## Start RAW DATA

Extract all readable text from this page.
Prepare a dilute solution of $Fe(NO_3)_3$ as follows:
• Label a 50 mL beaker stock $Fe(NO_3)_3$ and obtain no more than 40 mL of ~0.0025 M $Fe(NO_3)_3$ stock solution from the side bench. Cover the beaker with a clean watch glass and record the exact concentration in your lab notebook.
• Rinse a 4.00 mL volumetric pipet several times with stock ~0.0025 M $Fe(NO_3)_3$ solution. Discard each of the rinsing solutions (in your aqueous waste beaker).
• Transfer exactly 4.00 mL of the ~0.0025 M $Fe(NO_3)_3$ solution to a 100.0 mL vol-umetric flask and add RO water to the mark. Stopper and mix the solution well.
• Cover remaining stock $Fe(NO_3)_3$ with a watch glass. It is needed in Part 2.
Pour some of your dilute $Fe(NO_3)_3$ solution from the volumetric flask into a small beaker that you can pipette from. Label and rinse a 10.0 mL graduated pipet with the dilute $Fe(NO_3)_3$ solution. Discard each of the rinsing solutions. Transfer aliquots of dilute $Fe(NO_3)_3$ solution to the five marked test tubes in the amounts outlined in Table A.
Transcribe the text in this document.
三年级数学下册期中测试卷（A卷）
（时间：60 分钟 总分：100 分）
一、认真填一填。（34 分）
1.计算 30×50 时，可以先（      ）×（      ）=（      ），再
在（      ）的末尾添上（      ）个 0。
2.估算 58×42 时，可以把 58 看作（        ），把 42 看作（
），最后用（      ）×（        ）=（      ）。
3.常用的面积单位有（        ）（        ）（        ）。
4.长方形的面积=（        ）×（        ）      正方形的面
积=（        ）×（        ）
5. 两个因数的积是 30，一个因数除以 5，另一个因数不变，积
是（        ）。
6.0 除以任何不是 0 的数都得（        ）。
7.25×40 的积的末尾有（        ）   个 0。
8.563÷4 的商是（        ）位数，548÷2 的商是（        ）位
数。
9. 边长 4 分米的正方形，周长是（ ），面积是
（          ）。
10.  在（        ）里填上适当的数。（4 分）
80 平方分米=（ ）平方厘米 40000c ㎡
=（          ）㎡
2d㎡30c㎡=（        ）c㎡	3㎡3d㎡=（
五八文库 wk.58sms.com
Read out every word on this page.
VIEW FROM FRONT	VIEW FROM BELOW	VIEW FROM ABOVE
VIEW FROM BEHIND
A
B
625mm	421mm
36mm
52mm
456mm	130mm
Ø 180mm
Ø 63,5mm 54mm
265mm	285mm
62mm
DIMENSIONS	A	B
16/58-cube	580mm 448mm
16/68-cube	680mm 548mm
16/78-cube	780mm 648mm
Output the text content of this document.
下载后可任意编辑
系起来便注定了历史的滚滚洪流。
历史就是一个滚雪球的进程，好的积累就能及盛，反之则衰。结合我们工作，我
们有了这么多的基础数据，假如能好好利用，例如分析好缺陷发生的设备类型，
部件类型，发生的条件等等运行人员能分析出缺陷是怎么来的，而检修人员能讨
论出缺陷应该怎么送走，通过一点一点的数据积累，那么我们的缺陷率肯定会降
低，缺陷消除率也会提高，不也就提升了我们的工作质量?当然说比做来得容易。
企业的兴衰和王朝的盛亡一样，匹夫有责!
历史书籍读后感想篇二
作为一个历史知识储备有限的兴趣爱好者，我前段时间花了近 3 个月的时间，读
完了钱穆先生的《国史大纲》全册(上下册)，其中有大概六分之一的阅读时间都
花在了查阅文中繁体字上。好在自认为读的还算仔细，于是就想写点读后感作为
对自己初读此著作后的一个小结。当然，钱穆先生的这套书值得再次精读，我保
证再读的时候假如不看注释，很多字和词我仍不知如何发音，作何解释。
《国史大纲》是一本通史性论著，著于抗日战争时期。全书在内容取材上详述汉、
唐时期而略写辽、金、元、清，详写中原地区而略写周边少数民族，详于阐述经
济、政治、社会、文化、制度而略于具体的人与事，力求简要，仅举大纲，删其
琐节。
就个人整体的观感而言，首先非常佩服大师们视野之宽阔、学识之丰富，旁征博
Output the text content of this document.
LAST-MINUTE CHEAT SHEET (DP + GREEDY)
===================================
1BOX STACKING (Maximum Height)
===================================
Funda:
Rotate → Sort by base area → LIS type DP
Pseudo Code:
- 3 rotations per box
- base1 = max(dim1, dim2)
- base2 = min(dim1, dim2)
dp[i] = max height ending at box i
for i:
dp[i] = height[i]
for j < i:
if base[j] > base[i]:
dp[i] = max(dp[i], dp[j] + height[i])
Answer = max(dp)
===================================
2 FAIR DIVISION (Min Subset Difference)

## End RAW DATA

- TASK GOAL:
Above are entries; state the number of lines among them that contain "volumetric", and nothing else.

- THE OUTPUT:
2